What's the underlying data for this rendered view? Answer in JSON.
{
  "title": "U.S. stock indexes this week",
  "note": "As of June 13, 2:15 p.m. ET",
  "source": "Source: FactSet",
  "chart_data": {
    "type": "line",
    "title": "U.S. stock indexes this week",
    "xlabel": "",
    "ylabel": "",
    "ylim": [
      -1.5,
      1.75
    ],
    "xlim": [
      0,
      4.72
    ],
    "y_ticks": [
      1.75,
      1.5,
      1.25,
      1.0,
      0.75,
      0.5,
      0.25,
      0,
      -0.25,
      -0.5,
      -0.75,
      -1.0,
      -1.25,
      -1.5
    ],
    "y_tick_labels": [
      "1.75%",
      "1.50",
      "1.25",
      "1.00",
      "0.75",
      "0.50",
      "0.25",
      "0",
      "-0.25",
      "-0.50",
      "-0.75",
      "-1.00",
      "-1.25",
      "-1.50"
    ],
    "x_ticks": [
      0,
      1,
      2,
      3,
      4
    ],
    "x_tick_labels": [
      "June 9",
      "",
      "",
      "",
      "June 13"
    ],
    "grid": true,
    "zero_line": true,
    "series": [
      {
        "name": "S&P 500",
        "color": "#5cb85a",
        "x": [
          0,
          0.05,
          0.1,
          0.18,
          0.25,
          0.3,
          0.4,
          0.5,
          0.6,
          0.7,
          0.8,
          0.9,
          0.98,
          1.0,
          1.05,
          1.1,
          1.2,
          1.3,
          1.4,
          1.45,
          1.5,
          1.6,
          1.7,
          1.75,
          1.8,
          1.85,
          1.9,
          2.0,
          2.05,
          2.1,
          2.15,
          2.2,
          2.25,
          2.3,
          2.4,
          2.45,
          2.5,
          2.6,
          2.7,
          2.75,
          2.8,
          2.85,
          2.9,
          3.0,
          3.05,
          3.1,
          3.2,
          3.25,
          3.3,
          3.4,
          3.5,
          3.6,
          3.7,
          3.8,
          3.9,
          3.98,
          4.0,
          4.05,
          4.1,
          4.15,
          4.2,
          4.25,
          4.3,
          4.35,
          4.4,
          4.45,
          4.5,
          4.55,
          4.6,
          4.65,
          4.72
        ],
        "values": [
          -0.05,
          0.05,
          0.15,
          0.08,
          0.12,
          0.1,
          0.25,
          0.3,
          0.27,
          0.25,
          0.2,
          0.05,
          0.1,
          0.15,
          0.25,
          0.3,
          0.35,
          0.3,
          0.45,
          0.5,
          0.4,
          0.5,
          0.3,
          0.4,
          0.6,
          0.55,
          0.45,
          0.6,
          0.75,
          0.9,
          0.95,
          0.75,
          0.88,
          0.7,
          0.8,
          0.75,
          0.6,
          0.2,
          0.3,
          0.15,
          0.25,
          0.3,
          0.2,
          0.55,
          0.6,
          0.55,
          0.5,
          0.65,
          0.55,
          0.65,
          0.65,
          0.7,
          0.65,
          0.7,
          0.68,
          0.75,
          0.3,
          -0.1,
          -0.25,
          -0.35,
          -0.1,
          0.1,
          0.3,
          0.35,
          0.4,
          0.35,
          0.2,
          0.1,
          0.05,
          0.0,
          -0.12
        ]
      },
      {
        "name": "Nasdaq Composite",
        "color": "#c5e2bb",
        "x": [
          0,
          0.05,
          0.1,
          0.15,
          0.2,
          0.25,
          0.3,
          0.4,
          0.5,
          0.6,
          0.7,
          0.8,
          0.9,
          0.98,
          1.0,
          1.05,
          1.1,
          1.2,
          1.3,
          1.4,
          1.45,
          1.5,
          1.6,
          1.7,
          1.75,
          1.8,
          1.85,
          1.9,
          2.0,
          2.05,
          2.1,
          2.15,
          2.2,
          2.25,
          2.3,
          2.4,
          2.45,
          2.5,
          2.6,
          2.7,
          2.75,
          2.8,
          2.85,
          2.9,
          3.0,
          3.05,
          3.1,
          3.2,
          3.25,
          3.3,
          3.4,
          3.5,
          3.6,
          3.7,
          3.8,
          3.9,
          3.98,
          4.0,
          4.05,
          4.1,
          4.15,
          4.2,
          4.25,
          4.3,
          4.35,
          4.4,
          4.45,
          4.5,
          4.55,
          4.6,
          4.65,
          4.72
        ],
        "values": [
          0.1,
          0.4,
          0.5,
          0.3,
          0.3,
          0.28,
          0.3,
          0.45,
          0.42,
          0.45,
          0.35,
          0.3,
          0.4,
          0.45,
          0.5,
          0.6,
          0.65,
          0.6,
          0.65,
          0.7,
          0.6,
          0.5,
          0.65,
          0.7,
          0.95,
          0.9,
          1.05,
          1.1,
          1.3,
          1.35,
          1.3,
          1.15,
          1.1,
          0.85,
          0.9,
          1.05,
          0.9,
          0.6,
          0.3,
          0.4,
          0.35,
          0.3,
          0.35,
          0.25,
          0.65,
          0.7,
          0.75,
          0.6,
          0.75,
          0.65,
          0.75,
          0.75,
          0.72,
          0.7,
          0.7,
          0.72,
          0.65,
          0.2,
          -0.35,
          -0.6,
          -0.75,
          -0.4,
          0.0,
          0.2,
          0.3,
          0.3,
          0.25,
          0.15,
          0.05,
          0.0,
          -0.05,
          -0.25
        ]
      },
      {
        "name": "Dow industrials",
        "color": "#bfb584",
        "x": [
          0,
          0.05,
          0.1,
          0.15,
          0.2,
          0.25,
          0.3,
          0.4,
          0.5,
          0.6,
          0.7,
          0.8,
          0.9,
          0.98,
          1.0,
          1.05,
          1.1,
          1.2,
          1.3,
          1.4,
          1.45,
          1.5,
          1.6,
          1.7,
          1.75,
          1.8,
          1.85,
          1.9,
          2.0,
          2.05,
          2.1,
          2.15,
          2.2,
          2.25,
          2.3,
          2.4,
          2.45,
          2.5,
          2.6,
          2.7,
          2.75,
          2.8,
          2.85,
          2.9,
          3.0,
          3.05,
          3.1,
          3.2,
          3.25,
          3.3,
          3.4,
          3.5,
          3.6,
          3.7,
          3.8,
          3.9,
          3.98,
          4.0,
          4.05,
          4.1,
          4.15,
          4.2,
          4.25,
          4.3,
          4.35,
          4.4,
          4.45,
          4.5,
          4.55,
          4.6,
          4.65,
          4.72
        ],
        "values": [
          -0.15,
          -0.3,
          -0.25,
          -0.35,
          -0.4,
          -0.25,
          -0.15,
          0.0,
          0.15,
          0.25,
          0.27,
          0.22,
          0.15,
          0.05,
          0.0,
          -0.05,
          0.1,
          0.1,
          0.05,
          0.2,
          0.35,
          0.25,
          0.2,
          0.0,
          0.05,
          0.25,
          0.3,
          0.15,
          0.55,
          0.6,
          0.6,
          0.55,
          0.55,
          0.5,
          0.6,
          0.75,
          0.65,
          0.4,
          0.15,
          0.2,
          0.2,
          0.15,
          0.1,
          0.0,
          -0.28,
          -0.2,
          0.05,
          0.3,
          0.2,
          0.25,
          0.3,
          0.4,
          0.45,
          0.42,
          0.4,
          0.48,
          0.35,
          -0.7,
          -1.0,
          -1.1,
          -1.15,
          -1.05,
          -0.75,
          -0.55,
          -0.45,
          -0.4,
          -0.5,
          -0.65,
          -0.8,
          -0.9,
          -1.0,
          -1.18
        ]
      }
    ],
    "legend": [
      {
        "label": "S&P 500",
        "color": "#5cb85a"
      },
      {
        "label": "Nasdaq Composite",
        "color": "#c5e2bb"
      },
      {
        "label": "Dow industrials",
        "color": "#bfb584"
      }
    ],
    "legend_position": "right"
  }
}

-=-=-=-=-

Extract each line of the listing above, copying it word for word.

What's the underlying data for this rendered view? Answer in JSON.
{
  "title": "U.S. stock indexes this week",
  "note": "As of June 13, 2:15 p.m. ET",
  "source": "Source: FactSet",
  "chart_data": {
    "type": "line",
    "title": "U.S. stock indexes this week",
    "xlabel": "",
    "ylabel": "",
    "ylim": [
      -1.5,
      1.75
    ],
    "xlim": [
      0,
      4.72
    ],
    "y_ticks": [
      1.75,
      1.5,
      1.25,
      1.0,
      0.75,
      0.5,
      0.25,
      0,
      -0.25,
      -0.5,
      -0.75,
      -1.0,
      -1.25,
      -1.5
    ],
    "y_tick_labels": [
      "1.75%",
      "1.50",
      "1.25",
      "1.00",
      "0.75",
      "0.50",
      "0.25",
      "0",
      "-0.25",
      "-0.50",
      "-0.75",
      "-1.00",
      "-1.25",
      "-1.50"
    ],
    "x_ticks": [
      0,
      1,
      2,
      3,
      4
    ],
    "x_tick_labels": [
      "June 9",
      "",
      "",
      "",
      "June 13"
    ],
    "grid": true,
    "zero_line": true,
    "series": [
      {
        "name": "S&P 500",
        "color": "#5cb85a",
        "x": [
          0,
          0.05,
          0.1,
          0.18,
          0.25,
          0.3,
          0.4,
          0.5,
          0.6,
          0.7,
          0.8,
          0.9,
          0.98,
          1.0,
          1.05,
          1.1,
          1.2,
          1.3,
          1.4,
          1.45,
          1.5,
          1.6,
          1.7,
          1.75,
          1.8,
          1.85,
          1.9,
          2.0,
          2.05,
          2.1,
          2.15,
          2.2,
          2.25,
          2.3,
          2.4,
          2.45,
          2.5,
          2.6,
          2.7,
          2.75,
          2.8,
          2.85,
          2.9,
          3.0,
          3.05,
          3.1,
          3.2,
          3.25,
          3.3,
          3.4,
          3.5,
          3.6,
          3.7,
          3.8,
          3.9,
          3.98,
          4.0,
          4.05,
          4.1,
          4.15,
          4.2,
          4.25,
          4.3,
          4.35,
          4.4,
          4.45,
          4.5,
          4.55,
          4.6,
          4.65,
          4.72
        ],
        "values": [
          -0.05,
          0.05,
          0.15,
          0.08,
          0.12,
          0.1,
          0.25,
          0.3,
          0.27,
          0.25,
          0.2,
          0.05,
          0.1,
          0.15,
          0.25,
          0.3,
          0.35,
          0.3,
          0.45,
          0.5,
          0.4,
          0.5,
          0.3,
          0.4,
          0.6,
          0.55,
          0.45,
          0.6,
          0.75,
          0.9,
          0.95,
          0.75,
          0.88,
          0.7,
          0.8,
          0.75,
          0.6,
          0.2,
          0.3,
          0.15,
          0.25,
          0.3,
          0.2,
          0.55,
          0.6,
          0.55,
          0.5,
          0.65,
          0.55,
          0.65,
          0.65,
          0.7,
          0.65,
          0.7,
          0.68,
          0.75,
          0.3,
          -0.1,
          -0.25,
          -0.35,
          -0.1,
          0.1,
          0.3,
          0.35,
          0.4,
          0.35,
          0.2,
          0.1,
          0.05,
          0.0,
          -0.12
        ]
      },
      {
        "name": "Nasdaq Composite",
        "color": "#c5e2bb",
        "x": [
          0,
          0.05,
          0.1,
          0.15,
          0.2,
          0.25,
          0.3,
          0.4,
          0.5,
          0.6,
          0.7,
          0.8,
          0.9,
          0.98,
          1.0,
          1.05,
          1.1,
          1.2,
          1.3,
          1.4,
          1.45,
          1.5,
          1.6,
          1.7,
          1.75,
          1.8,
          1.85,
          1.9,
          2.0,
          2.05,
          2.1,
          2.15,
          2.2,
          2.25,
          2.3,
          2.4,
          2.45,
          2.5,
          2.6,
          2.7,
          2.75,
          2.8,
          2.85,
          2.9,
          3.0,
          3.05,
          3.1,
          3.2,
          3.25,
          3.3,
          3.4,
          3.5,
          3.6,
          3.7,
          3.8,
          3.9,
          3.98,
          4.0,
          4.05,
          4.1,
          4.15,
          4.2,
          4.25,
          4.3,
          4.35,
          4.4,
          4.45,
          4.5,
          4.55,
          4.6,
          4.65,
          4.72
        ],
        "values": [
          0.1,
          0.4,
          0.5,
          0.3,
          0.3,
          0.28,
          0.3,
          0.45,
          0.42,
          0.45,
          0.35,
          0.3,
          0.4,
          0.45,
          0.5,
          0.6,
          0.65,
          0.6,
          0.65,
          0.7,
          0.6,
          0.5,
          0.65,
          0.7,
          0.95,
          0.9,
          1.05,
          1.1,
          1.3,
          1.35,
          1.3,
          1.15,
          1.1,
          0.85,
          0.9,
          1.05,
          0.9,
          0.6,
          0.3,
          0.4,
          0.35,
          0.3,
          0.35,
          0.25,
          0.65,
          0.7,
          0.75,
          0.6,
          0.75,
          0.65,
          0.75,
          0.75,
          0.72,
          0.7,
          0.7,
          0.72,
          0.65,
          0.2,
          -0.35,
          -0.6,
          -0.75,
          -0.4,
          0.0,
          0.2,
          0.3,
          0.3,
          0.25,
          0.15,
          0.05,
          0.0,
          -0.05,
          -0.25
        ]
      },
      {
        "name": "Dow industrials",
        "color": "#bfb584",
        "x": [
          0,
          0.05,
          0.1,
          0.15,
          0.2,
          0.25,
          0.3,
          0.4,
          0.5,
          0.6,
          0.7,
          0.8,
          0.9,
          0.98,
          1.0,
          1.05,
          1.1,
          1.2,
          1.3,
          1.4,
          1.45,
          1.5,
          1.6,
          1.7,
          1.75,
          1.8,
          1.85,
          1.9,
          2.0,
          2.05,
          2.1,
          2.15,
          2.2,
          2.25,
          2.3,
          2.4,
          2.45,
          2.5,
          2.6,
          2.7,
          2.75,
          2.8,
          2.85,
          2.9,
          3.0,
          3.05,
          3.1,
          3.2,
          3.25,
          3.3,
          3.4,
          3.5,
          3.6,
          3.7,
          3.8,
          3.9,
          3.98,
          4.0,
          4.05,
          4.1,
          4.15,
          4.2,
          4.25,
          4.3,
          4.35,
          4.4,
          4.45,
          4.5,
          4.55,
          4.6,
          4.65,
          4.72
        ],
        "values": [
          -0.15,
          -0.3,
          -0.25,
          -0.35,
          -0.4,
          -0.25,
          -0.15,
          0.0,
          0.15,
          0.25,
          0.27,
          0.22,
          0.15,
          0.05,
          0.0,
          -0.05,
          0.1,
          0.1,
          0.05,
          0.2,
          0.35,
          0.25,
          0.2,
          0.0,
          0.05,
          0.25,
          0.3,
          0.15,
          0.55,
          0.6,
          0.6,
          0.55,
          0.55,
          0.5,
          0.6,
          0.75,
          0.65,
          0.4,
          0.15,
          0.2,
          0.2,
          0.15,
          0.1,
          0.0,
          -0.28,
          -0.2,
          0.05,
          0.3,
          0.2,
          0.25,
          0.3,
          0.4,
          0.45,
          0.42,
          0.4,
          0.48,
          0.35,
          -0.7,
          -1.0,
          -1.1,
          -1.15,
          -1.05,
          -0.75,
          -0.55,
          -0.45,
          -0.4,
          -0.5,
          -0.65,
          -0.8,
          -0.9,
          -1.0,
          -1.18
        ]
      }
    ],
    "legend": [
      {
        "label": "S&P 500",
        "color": "#5cb85a"
      },
      {
        "label": "Nasdaq Composite",
        "color": "#c5e2bb"
      },
      {
        "label": "Dow industrials",
        "color": "#bfb584"
      }
    ],
    "legend_position": "right"
  }
}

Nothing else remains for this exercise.